Reading text:
--------------------------------

Rich and Toggles:
I think we're mostly agreeing with each other, so I will only touch the points I want to make a bit more clear.
I am intentionally leaving the similarities on both dryer designs untouched. For example, both designs burn dust (which is clearly undesirable). Some electric designs (the ones that use an electric resistor that glows [nichrome wire, usually], as opposed to something like a long Calrod element) will also give off smells when there are VOCs around in the laundry room area. I was talking about the times when the utility (hopefully inadvertently) pumped gas with minute amounts of contaminants into people's homes -- neighbors with gas stoves were complaining too.
Anything that burns inside the dryer can (and often will) deposit on the fibers of the clothes and probably not just air out with the cool down -- that's what causes the yellowing or nasty smells on the clothes. I also used to think that people who claimed burning gas was a health hazard were a bit weird, but lately have been meeting a bunch of them (including non-smokers, non-tree huggers etc). A lot of them have asthma attacks when exposed, the ones that really surprised me were the ones with skin rashes.
I think that the "one unit of electric energy for every 3 units of gas" is a little out of touch. It was once true and it's true even for a very large amount of the population. But I would like to see people acknowledging (or even becoming aware) of the amount of losses one has pumping and transmitting gas -- there is an awful lot of leaking pipelines and the amount of energy to simply pump it (even if the pipelines are brand new and leak-free) is not nil. We can do better to make those losses lower for gas. But it's also true that the losses for generating electricity can be much, much lower -- the old-standby was to burn fuel, make steam and then run the electric generator. The power plants that are using turbofan engines (burn the fuel directly and the turbines run the generators) are doing much better -- enough so that if we're talking a gas stove, it's more efficient to burn the fuel and run an electric stove, even with electric transmission losses). We need to stop just repeating old phrases and push the industry to adopt more efficient and less polluting equipment -- and that goes for both electric and gas.
I will try and steer clear of the line about fabric softener (dryer sheets or liquid). We have all here read about how that is essential for many different types of laundry, including hospital laundry. I will agree that people using too much softener or in a wrong way can produce nasty results. Properly used, it has its places. I will not judge people experts or dumb based on the use or lack of use of something that when properly used has a good effect.
Rich: yes, I will strongly agree that line drying is the most efficient. Toggles: yes, I will also strongly agree that line drying is sometimes undesirable or even impossible. What I would like to see is getting people out of each other's throats -- I am against a ban on tumble dryers and I am also against a ban on electric dryers -- I will agree with the government giving people some sort of tax break for using a gas dryer, but not with banning them or surcharging. I'd hate for it to get to the point where a person with a kid that has allergic reactions to either a gas stove or clothes dried in a gas dryer to have to obtain special permissions just to come and put electric stoves or dryers in their home.
We've all seen how ludicrous it gets when a city prohibits garbage disposers (another dumb thing, from my perspective) and people you know come visit your town, take special pains to visit your hardware store and then, full of shame, try to hide it in the trunk as if they were smuggling nuclear weapons back home. This is supposed to be a free country, we're supposed to have at least some choice.
Cheers,
-- Paulo.
PS: I would also like to apologize for highjacking the thread, sorry.

--------------------------------

Record set:
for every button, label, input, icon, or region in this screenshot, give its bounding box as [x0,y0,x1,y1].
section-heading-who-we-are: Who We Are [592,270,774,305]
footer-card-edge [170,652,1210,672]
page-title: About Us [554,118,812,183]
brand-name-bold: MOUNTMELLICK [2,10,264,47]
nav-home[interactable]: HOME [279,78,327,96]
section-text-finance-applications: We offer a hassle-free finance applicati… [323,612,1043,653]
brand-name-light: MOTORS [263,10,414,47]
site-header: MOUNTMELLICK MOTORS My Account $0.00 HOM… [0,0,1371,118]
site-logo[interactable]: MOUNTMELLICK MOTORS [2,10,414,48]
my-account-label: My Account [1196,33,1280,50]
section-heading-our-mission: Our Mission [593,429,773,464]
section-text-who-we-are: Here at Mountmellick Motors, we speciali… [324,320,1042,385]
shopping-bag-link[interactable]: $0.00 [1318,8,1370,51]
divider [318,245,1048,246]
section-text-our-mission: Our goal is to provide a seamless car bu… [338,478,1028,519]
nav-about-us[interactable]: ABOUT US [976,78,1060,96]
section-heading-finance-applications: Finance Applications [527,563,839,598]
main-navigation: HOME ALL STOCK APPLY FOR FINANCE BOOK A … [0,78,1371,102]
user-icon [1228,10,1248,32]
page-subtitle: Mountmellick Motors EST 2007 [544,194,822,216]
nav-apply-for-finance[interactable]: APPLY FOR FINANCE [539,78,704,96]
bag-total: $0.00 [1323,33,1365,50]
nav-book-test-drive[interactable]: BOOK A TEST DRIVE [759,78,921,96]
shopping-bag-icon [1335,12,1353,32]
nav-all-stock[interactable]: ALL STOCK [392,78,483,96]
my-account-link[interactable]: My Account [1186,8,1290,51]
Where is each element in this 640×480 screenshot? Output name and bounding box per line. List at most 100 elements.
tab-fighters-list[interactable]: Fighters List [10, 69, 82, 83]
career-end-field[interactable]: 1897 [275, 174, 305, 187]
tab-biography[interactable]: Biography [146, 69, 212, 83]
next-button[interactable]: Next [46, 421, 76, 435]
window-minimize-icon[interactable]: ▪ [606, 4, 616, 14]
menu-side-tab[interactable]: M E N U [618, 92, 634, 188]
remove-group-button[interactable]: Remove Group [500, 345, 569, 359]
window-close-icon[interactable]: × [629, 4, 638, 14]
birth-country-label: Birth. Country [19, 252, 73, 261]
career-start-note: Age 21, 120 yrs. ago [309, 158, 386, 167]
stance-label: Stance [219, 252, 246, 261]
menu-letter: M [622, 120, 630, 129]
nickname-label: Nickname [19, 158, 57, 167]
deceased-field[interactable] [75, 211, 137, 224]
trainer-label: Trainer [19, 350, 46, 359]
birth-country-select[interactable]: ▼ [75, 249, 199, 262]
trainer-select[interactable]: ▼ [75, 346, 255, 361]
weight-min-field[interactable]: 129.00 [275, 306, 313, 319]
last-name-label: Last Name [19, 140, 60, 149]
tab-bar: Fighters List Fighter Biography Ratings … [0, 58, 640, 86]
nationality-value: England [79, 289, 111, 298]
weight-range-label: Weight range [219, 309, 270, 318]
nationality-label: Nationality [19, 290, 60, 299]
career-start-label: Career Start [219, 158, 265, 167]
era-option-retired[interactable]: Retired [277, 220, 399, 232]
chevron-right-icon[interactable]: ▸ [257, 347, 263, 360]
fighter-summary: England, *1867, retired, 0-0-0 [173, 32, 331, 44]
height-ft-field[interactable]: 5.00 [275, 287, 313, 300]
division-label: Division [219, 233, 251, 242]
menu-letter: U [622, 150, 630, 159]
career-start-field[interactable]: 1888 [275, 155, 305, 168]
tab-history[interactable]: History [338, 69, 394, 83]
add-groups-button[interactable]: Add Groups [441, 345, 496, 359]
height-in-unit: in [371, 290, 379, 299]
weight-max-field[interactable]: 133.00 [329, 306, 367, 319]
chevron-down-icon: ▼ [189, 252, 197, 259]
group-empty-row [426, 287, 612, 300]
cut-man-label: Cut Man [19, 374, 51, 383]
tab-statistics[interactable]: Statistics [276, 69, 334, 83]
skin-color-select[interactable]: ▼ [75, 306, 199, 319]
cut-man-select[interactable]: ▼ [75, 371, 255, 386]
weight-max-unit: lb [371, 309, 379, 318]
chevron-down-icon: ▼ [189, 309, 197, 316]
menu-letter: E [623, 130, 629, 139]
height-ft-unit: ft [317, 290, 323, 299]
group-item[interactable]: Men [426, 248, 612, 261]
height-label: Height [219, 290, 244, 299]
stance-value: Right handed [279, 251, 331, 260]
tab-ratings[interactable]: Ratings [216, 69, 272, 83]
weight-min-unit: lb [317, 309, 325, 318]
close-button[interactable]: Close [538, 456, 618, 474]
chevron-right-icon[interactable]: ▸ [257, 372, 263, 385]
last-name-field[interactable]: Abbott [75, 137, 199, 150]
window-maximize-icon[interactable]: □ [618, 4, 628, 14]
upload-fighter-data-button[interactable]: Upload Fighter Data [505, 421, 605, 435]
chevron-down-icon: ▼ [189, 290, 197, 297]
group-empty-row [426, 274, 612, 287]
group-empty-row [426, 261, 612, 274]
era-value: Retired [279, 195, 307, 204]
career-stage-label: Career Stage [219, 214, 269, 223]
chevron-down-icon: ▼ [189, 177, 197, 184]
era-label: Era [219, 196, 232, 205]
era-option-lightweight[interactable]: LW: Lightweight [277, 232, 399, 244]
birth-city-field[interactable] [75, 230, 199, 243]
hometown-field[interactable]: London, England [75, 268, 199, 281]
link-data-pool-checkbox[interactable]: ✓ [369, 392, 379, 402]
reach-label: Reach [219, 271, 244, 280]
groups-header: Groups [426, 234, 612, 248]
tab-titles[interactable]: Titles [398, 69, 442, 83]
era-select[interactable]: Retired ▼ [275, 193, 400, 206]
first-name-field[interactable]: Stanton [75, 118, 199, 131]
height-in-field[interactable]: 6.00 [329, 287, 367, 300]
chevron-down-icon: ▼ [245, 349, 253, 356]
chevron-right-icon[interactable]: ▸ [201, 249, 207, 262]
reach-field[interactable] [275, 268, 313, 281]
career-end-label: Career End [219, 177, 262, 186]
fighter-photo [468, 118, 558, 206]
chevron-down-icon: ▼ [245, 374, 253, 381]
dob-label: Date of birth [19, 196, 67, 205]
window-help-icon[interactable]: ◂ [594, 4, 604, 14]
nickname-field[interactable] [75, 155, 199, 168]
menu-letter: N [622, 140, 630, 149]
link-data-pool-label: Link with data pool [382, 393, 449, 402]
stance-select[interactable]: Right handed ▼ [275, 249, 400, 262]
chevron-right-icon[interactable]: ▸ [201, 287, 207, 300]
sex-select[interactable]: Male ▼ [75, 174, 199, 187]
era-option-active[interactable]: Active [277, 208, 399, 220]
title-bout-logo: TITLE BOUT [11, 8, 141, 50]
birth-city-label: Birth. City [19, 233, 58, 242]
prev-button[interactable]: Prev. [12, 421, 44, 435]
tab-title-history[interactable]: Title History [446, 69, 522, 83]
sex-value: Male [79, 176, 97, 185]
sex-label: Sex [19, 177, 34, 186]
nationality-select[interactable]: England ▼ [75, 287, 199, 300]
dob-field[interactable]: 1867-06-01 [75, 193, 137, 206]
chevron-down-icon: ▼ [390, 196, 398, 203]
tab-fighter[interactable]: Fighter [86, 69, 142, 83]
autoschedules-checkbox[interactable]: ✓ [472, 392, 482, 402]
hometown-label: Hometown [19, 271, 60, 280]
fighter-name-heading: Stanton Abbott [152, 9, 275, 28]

--------------------------------

Work instruction 1:
Answer these from the forum post:
(a) Which electric dryer designs does the writer say can give off smells when VOCs are present?
(b) What type of power plant does the writer describe as doing much better than the old steam method?
(c) Which drying method does the writer agree is the most efficient?
Work instruction 2:
Reproduce the passage of the forum post starting at "We've all seen" and ending at "least some choice.".
The records have nothing to do with the forum post.

Problem solution 1:
(a) Designs that use an electric resistor that glows, usually nichrome wire, as opposed to something like a long Calrod element.
(b) Plants that use turbofan engines, which burn the fuel directly and whose turbines run the generators.
(c) Line drying.

Problem solution 2:
We've all seen how ludicrous it gets when a city prohibits garbage disposers (another dumb thing, from my perspective) and people you know come visit your town, take special pains to visit your hardware store and then, full of shame, try to hide it in the trunk as if they were smuggling nuclear weapons back home. This is supposed to be a free country, we're supposed to have at least some choice.